### Your instructions
Gather up all lines that carry the word "size".

====== Information shown

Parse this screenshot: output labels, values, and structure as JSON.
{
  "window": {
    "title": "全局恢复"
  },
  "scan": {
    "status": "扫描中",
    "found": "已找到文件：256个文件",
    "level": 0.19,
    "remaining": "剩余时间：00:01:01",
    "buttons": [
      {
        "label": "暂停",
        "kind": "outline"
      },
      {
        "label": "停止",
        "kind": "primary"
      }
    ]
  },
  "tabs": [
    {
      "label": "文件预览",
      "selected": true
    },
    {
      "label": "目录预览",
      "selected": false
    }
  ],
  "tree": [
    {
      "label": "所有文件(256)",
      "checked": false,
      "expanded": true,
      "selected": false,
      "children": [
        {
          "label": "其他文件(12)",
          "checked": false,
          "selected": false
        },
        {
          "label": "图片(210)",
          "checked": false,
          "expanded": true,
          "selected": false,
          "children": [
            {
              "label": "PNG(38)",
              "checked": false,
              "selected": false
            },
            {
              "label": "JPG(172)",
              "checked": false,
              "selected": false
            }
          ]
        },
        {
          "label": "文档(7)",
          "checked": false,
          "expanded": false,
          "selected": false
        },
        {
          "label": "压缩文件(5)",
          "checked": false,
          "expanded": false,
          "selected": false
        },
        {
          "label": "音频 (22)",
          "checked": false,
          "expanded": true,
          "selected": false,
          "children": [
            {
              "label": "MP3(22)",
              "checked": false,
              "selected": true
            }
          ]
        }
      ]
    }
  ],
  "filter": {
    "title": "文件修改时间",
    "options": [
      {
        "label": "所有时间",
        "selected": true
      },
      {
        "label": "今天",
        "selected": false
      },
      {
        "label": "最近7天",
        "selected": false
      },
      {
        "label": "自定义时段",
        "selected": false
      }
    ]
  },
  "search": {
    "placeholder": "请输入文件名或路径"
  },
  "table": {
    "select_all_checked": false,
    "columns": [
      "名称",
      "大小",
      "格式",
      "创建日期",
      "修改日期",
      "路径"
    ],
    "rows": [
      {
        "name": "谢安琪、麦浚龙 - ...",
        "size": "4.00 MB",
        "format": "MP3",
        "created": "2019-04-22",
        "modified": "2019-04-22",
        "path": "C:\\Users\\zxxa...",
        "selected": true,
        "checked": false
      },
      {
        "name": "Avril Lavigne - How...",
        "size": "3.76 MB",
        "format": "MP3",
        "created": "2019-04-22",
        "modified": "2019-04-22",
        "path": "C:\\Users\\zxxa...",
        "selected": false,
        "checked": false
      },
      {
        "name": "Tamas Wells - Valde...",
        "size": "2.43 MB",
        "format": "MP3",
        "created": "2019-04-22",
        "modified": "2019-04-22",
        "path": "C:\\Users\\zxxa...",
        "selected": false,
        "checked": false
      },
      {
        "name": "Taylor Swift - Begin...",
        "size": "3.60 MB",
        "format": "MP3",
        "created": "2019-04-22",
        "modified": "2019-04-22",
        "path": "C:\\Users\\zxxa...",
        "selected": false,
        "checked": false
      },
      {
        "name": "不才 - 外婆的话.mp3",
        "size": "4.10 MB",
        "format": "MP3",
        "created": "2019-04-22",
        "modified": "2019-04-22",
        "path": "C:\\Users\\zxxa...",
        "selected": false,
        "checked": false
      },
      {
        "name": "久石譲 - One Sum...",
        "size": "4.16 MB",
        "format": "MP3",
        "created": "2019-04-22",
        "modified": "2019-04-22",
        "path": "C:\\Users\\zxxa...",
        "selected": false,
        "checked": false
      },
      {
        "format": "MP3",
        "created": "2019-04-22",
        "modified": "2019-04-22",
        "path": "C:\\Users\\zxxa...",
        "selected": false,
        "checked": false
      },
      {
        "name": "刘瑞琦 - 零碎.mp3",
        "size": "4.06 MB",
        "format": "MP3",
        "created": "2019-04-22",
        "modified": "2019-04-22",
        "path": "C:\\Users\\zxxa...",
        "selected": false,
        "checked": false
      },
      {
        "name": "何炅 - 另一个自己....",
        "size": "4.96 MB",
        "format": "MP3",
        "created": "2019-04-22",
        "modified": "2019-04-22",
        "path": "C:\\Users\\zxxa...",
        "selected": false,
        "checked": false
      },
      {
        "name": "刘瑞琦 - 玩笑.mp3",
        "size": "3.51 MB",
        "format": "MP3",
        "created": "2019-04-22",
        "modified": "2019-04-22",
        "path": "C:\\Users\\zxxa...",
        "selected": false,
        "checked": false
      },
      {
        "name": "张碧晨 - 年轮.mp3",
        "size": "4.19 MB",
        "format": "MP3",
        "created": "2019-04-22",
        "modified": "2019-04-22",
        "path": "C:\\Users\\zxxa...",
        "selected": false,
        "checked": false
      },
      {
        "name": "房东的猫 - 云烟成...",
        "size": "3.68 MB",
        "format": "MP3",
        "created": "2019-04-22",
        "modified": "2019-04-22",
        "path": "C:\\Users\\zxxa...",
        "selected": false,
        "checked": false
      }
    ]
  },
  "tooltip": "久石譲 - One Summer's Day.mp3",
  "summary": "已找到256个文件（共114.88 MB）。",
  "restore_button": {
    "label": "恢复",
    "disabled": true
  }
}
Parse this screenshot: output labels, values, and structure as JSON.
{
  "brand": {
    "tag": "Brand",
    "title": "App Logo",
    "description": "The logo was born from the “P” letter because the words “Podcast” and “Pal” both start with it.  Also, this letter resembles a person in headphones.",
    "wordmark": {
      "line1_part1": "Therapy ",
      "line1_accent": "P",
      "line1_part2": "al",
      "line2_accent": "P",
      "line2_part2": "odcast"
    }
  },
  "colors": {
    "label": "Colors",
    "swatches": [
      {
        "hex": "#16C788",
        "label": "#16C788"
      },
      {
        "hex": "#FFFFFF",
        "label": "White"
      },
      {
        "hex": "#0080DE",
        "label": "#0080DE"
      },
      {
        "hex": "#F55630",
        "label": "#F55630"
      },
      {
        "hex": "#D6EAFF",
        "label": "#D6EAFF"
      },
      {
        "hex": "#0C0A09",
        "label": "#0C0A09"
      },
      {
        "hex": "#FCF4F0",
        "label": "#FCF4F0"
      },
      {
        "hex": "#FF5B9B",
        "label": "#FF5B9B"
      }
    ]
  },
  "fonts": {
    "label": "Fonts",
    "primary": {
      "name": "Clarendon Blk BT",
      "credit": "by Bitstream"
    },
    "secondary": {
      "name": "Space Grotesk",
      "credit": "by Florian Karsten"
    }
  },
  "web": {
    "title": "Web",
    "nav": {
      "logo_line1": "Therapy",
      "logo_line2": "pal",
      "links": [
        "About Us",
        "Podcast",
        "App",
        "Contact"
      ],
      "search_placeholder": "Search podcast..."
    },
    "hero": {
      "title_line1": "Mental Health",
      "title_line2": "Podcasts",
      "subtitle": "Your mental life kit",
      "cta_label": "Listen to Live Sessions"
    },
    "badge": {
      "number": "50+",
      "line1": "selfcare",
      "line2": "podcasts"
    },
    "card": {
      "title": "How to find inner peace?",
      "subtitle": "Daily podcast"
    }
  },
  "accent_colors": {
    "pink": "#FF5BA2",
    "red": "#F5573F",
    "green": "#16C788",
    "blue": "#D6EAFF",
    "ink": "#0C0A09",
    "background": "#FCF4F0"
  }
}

============

### Finished answer
        "size": "4.00 MB",
        "size": "3.76 MB",
        "size": "2.43 MB",
        "size": "3.60 MB",
        "size": "4.10 MB",
        "size": "4.16 MB",
        "size": "4.06 MB",
        "size": "4.96 MB",
        "size": "3.51 MB",
        "size": "4.19 MB",
        "size": "3.68 MB",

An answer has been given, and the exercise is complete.